■ Document:
----
You can get to Paris cheaper than by train, but then again, with all
that security and the cheaper airlines operating from inconvenient airports,
train is the best option. You have trains leaving virtually every hour
through the day, their first one leaving before 5am, getting you to
Paris in under three hours. (Its a bit slow from the UK side but
speeds up once you get the other side). At the moment you leave from
Waterloo Station and arrive in Gare de Nord. You can also take the Eurostar
direct to the Alps for skiing and of course to Lille or Brussels.
Arriving in Paris you can go by Metro to your hotel and the smart thing
to do is buy a Carnet, ten tickets to use on single journeys anywhere
on the Metro. If you know your bus route, you can use the ticket on
the bus too and often, except at rush hour or when they are digging
up the streets, its much better to go by bus at least you
will get to see Paris.
On the point of hotels, do watch the small print. Eurostars website
gives you a whole bunch to chose from at cheaper rates but you might
be disappointed.
We stayed at Residence Monceau Etoile on Rue De Saussure in the
17th Arrondisment. Their normal published rates are 164€ a night
which is high for a tiny room with a shower. But what was really disappointing
was that for this price it was a sofa bed that sagged in the middle
and customer service was ZERO. They just couldnt give a shit.
My advice NEVER stay at this hotel. It is better, off season, to book
something yourself using the Rough Guide or Lonely Planet
Guide. Deal direct with the hotel and ask them what kind of bed,
if the shower is hot, if there is any soundproofing, so you cant
hear next door throwing up all night and that kind of thing. Dont
worry about breakfast. There are tons of wonderful pastry shops that
serve coffee and hot chocolate just around any corner and a lot cheaper,
absolutely fresh and more fun.
----
■ Tasks for this exercise:
1/ In the Paris travel account, swap "sofa bed" for "folding bed" and rewrite the passage between "We stayed at" and "give a shit.", inclusive.
2/ Transcribe every line of the entries that follow exactly as they stand, leaving the pictures out.
The entries after this have no connection to the Paris travel account.
----
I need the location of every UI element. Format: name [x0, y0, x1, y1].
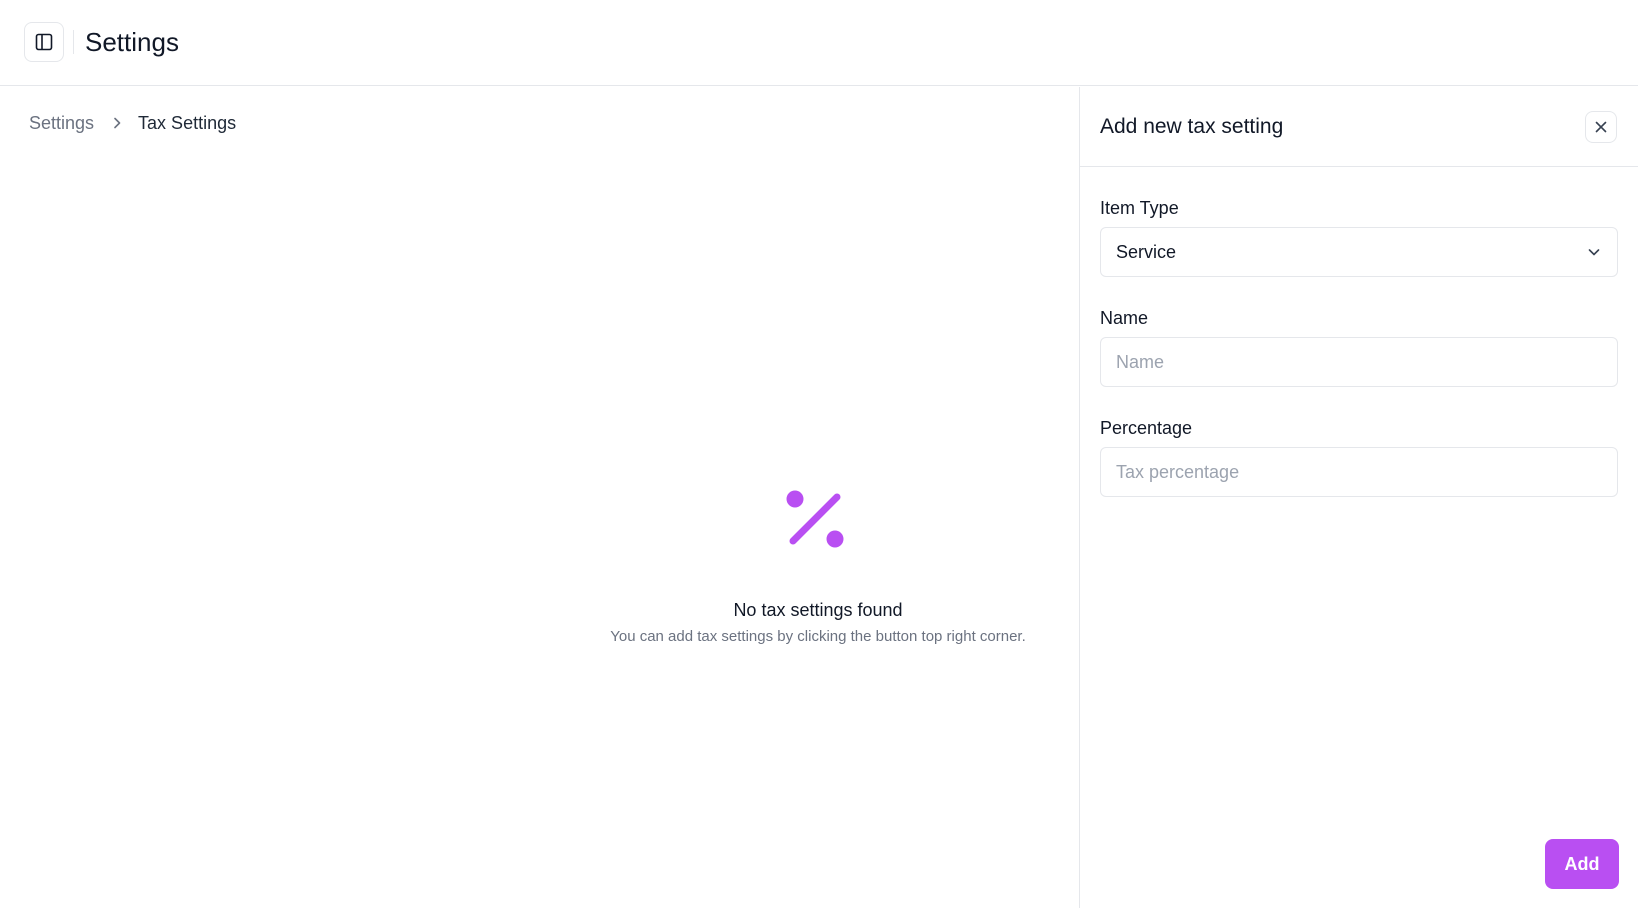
main-content: Settings Tax Settings — [0, 87, 1079, 908]
add-tax-setting-panel: Add new tax setting Item Type Service Na… — [1079, 87, 1638, 908]
name-field-wrapper — [1100, 337, 1618, 387]
panel-title: Add new tax setting — [1100, 115, 1284, 138]
name-label: Name — [1100, 308, 1149, 328]
panel-header: Add new tax setting — [1080, 87, 1638, 167]
item-type-label: Item Type — [1100, 198, 1179, 218]
percentage-input[interactable] — [1101, 448, 1617, 496]
top-bar: Settings — [0, 0, 1638, 86]
close-icon — [1595, 121, 1607, 133]
add-button[interactable]: Add — [1545, 839, 1619, 889]
name-input[interactable] — [1101, 338, 1617, 386]
sidebar-toggle-button[interactable] — [24, 22, 64, 62]
close-panel-button[interactable] — [1585, 111, 1617, 143]
item-type-select[interactable]: Service — [1100, 227, 1618, 277]
sidebar-panel-icon — [35, 33, 53, 51]
chevron-down-icon — [1588, 249, 1600, 256]
percentage-field-wrapper — [1100, 447, 1618, 497]
breadcrumb-item-tax-settings: Tax Settings — [138, 113, 237, 133]
page-title: Settings — [85, 27, 179, 57]
item-type-selected-value: Service — [1116, 241, 1177, 262]
chevron-right-icon — [110, 116, 124, 130]
header-divider — [73, 30, 74, 54]
breadcrumb-item-settings[interactable]: Settings — [29, 110, 94, 136]
breadcrumb: Settings Tax Settings — [29, 110, 236, 136]
percentage-label: Percentage — [1100, 418, 1193, 438]
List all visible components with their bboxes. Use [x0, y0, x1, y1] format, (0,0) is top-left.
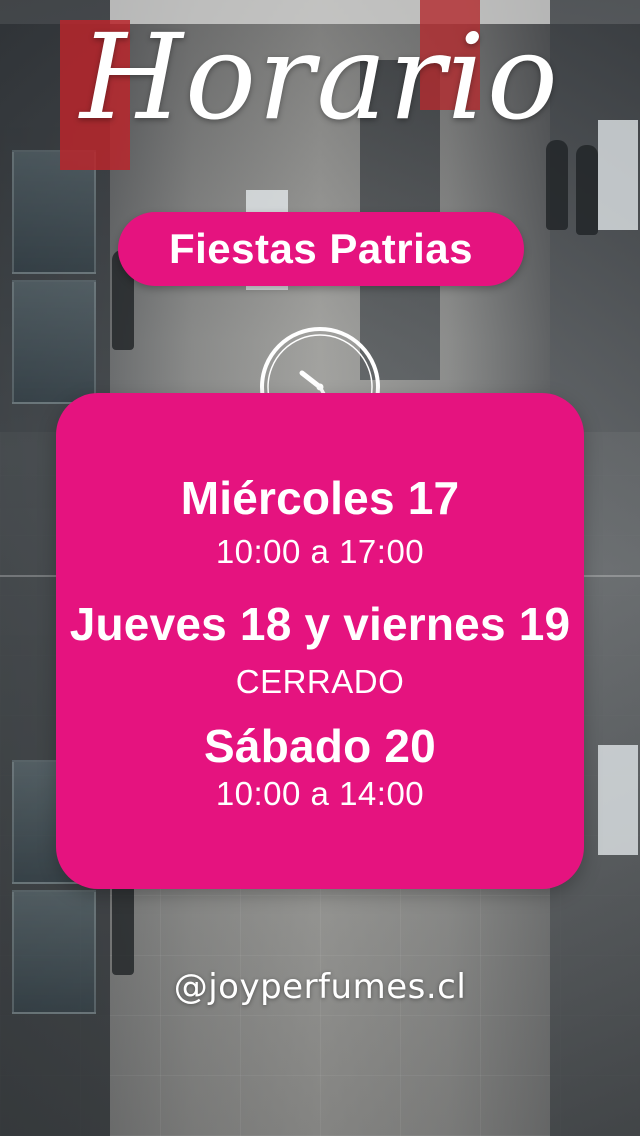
----
■ Exercise results:
1/
We stayed at Residence Monceau Etoile on Rue De Saussure in the
17th Arrondisment. Their normal published rates are 164€ a night
which is high for a tiny room with a shower. But what was really disappointing
was that for this price it was a folding bed that sagged in the middle
and customer service was ZERO. They just couldnt give a shit.

2/
I need the location of every UI element. Format: name [x0, y0, x1, y1].
main-content: Settings Tax Settings — [0, 87, 1079, 908]
add-tax-setting-panel: Add new tax setting Item Type Service Na… — [1079, 87, 1638, 908]
name-field-wrapper — [1100, 337, 1618, 387]
panel-title: Add new tax setting — [1100, 115, 1284, 138]
name-label: Name — [1100, 308, 1149, 328]
panel-header: Add new tax setting — [1080, 87, 1638, 167]
item-type-label: Item Type — [1100, 198, 1179, 218]
percentage-input[interactable] — [1101, 448, 1617, 496]
top-bar: Settings — [0, 0, 1638, 86]
close-icon — [1595, 121, 1607, 133]
add-button[interactable]: Add — [1545, 839, 1619, 889]
name-input[interactable] — [1101, 338, 1617, 386]
sidebar-toggle-button[interactable] — [24, 22, 64, 62]
close-panel-button[interactable] — [1585, 111, 1617, 143]
item-type-select[interactable]: Service — [1100, 227, 1618, 277]
sidebar-panel-icon — [35, 33, 53, 51]
chevron-down-icon — [1588, 249, 1600, 256]
percentage-field-wrapper — [1100, 447, 1618, 497]
breadcrumb-item-tax-settings: Tax Settings — [138, 113, 237, 133]
page-title: Settings — [85, 27, 179, 57]
item-type-selected-value: Service — [1116, 241, 1177, 262]
chevron-right-icon — [110, 116, 124, 130]
header-divider — [73, 30, 74, 54]
breadcrumb-item-settings[interactable]: Settings — [29, 110, 94, 136]
breadcrumb: Settings Tax Settings — [29, 110, 236, 136]
percentage-label: Percentage — [1100, 418, 1193, 438]
List all visible components with their bboxes. Use [x0, y0, x1, y1] format, (0,0) is top-left.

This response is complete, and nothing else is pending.